- Data shown
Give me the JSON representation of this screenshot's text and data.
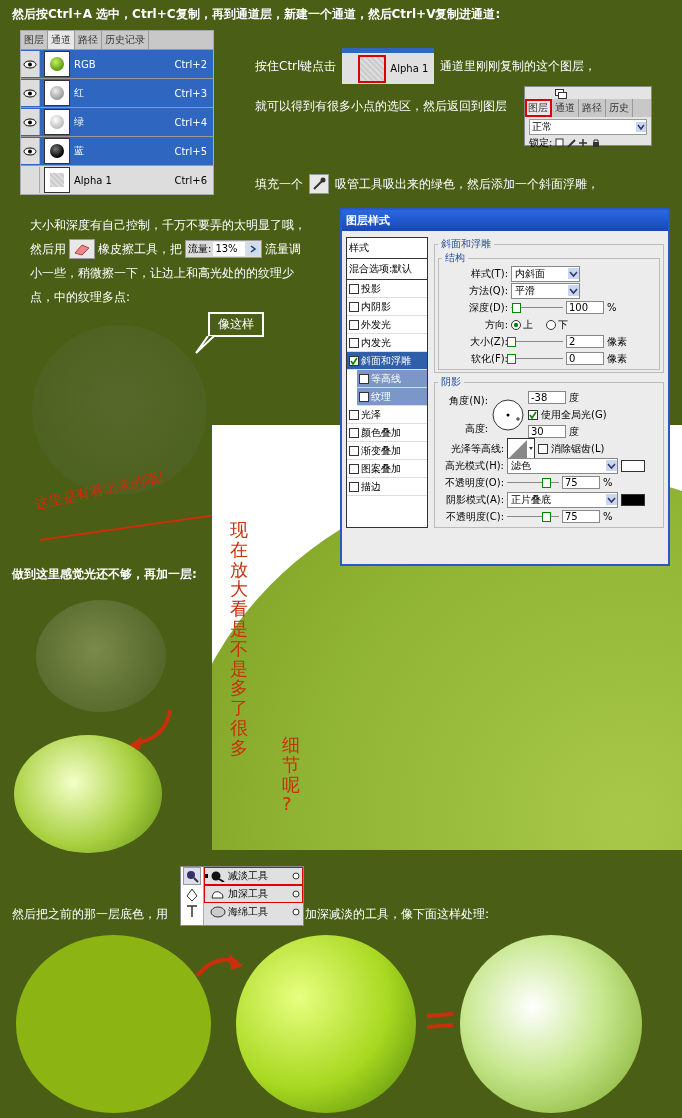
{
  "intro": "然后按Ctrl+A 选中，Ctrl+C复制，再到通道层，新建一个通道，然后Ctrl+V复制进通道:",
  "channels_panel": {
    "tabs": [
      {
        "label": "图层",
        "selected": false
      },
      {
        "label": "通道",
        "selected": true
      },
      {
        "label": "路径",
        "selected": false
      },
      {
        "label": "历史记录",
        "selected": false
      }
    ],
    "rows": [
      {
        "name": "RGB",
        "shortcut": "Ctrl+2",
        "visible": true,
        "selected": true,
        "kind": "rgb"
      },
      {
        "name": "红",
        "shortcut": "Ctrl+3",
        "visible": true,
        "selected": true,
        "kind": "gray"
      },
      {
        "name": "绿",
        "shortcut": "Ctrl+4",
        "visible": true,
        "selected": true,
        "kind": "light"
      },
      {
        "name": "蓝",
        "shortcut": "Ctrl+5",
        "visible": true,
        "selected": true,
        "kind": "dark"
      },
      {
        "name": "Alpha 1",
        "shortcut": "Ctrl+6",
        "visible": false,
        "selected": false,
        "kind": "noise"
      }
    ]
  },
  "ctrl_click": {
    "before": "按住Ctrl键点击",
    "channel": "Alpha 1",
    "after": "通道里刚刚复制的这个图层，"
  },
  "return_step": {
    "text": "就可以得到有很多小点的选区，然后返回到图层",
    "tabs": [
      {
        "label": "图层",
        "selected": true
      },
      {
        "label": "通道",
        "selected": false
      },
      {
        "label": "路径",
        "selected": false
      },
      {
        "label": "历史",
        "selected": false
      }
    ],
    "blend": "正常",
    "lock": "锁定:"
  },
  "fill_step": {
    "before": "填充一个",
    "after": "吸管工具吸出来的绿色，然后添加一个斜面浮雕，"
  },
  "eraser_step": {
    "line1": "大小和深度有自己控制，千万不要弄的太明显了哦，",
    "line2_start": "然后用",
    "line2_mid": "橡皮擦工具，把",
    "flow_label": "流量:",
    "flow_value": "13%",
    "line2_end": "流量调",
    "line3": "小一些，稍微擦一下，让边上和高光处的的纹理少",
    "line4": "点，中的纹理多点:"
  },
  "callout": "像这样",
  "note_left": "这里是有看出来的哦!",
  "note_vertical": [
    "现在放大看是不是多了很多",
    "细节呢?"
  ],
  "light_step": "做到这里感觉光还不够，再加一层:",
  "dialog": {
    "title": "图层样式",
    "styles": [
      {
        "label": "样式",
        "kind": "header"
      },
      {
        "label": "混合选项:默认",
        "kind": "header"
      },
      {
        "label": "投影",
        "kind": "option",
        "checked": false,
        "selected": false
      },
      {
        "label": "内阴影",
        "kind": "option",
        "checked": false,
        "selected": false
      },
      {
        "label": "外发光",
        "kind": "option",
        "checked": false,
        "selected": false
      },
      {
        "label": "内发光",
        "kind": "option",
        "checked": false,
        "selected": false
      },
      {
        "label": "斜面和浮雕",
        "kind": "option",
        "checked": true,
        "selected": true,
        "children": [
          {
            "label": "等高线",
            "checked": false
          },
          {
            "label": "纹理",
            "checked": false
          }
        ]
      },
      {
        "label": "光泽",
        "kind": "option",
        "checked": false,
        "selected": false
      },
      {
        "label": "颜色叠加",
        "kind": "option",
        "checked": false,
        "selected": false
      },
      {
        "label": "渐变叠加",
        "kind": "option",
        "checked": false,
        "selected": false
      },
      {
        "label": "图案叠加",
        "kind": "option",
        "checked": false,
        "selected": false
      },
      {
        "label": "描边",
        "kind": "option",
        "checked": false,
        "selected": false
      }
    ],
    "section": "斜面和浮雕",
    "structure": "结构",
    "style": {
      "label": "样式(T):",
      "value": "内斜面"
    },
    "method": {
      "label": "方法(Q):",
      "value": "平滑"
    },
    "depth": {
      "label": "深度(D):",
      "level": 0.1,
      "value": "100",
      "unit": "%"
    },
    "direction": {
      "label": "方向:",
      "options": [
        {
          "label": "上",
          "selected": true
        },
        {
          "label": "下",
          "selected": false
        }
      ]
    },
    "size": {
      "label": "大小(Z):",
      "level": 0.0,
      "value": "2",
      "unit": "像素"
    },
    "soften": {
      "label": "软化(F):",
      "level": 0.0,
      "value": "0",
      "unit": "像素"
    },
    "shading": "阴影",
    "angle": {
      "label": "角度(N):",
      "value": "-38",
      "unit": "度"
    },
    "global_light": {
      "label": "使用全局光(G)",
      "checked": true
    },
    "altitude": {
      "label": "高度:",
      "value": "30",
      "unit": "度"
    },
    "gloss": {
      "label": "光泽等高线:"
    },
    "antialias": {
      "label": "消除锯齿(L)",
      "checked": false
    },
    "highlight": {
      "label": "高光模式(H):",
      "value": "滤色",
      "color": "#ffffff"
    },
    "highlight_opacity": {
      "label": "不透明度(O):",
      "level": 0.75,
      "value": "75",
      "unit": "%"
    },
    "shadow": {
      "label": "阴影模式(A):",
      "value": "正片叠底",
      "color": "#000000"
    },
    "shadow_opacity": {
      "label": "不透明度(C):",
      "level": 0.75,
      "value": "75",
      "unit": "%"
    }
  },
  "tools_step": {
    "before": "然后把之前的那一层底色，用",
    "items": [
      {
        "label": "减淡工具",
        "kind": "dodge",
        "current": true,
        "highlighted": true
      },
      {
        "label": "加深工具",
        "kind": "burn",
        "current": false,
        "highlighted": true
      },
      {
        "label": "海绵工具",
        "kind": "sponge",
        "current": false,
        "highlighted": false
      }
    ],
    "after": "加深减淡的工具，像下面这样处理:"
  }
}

==

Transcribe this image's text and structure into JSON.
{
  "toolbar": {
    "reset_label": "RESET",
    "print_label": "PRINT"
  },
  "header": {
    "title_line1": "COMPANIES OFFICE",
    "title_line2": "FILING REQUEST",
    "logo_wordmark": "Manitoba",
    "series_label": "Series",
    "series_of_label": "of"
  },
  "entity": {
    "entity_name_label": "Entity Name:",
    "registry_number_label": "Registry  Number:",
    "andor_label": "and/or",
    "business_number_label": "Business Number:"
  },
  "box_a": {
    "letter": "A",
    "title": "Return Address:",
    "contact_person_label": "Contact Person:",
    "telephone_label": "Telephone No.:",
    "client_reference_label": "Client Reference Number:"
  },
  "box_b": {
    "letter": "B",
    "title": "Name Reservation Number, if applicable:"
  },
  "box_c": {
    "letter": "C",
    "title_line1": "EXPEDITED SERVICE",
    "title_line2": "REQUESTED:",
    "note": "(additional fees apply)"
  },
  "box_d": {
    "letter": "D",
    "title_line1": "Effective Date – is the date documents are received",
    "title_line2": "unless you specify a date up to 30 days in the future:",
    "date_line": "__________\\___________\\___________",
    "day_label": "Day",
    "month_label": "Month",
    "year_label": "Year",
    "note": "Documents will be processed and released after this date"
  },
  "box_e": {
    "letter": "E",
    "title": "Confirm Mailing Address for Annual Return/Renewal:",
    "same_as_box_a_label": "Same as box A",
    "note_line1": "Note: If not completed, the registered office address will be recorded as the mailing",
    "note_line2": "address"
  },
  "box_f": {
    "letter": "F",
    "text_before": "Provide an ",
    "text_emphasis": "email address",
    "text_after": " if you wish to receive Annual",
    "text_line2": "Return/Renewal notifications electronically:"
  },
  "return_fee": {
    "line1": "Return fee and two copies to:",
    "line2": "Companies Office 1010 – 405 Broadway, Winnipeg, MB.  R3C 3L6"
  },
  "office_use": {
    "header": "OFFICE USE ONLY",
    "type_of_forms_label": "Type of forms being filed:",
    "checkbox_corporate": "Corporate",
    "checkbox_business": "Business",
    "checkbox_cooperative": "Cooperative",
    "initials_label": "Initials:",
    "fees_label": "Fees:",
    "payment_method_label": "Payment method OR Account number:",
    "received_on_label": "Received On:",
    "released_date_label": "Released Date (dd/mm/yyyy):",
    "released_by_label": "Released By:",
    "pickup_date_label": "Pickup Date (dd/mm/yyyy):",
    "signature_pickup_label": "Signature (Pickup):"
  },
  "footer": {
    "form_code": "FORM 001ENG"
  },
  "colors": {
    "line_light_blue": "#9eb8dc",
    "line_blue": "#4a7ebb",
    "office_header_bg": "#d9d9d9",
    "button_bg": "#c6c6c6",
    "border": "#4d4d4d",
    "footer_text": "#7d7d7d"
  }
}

==

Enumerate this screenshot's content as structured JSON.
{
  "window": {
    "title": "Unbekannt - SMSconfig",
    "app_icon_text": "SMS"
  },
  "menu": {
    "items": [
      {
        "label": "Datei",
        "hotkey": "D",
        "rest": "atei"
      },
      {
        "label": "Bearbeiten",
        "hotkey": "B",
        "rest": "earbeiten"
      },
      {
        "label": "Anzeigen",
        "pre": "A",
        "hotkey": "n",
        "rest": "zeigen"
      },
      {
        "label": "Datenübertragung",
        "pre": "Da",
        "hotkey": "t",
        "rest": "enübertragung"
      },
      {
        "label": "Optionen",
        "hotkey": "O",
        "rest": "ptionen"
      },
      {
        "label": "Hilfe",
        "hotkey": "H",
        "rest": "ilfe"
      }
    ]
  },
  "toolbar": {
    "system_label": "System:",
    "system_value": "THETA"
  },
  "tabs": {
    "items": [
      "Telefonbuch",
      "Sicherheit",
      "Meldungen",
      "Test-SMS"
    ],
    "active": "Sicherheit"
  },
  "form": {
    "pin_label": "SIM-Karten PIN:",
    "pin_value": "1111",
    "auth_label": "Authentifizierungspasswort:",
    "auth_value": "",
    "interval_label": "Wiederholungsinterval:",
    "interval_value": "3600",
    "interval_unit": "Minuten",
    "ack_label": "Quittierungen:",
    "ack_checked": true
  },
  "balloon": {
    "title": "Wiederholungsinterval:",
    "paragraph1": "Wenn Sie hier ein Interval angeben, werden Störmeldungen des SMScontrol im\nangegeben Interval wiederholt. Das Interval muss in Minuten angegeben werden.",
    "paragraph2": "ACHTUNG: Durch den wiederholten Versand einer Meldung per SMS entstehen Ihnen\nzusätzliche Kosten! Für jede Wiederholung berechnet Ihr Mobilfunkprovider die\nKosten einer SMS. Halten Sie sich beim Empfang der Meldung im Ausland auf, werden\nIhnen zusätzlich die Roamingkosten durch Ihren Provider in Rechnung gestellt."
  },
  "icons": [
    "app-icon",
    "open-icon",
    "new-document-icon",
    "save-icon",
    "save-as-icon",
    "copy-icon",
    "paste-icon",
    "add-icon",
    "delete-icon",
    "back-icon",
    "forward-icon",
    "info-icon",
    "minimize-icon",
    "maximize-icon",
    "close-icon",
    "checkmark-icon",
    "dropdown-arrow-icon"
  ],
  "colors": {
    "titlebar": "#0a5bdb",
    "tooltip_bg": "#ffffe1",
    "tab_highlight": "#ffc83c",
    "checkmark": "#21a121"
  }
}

- Set exercise
Copy out all lines from the material above that contain the string "Wiederholungsinterval".

- Answer to the problem
    "interval_label": "Wiederholungsinterval:",
    "title": "Wiederholungsinterval:",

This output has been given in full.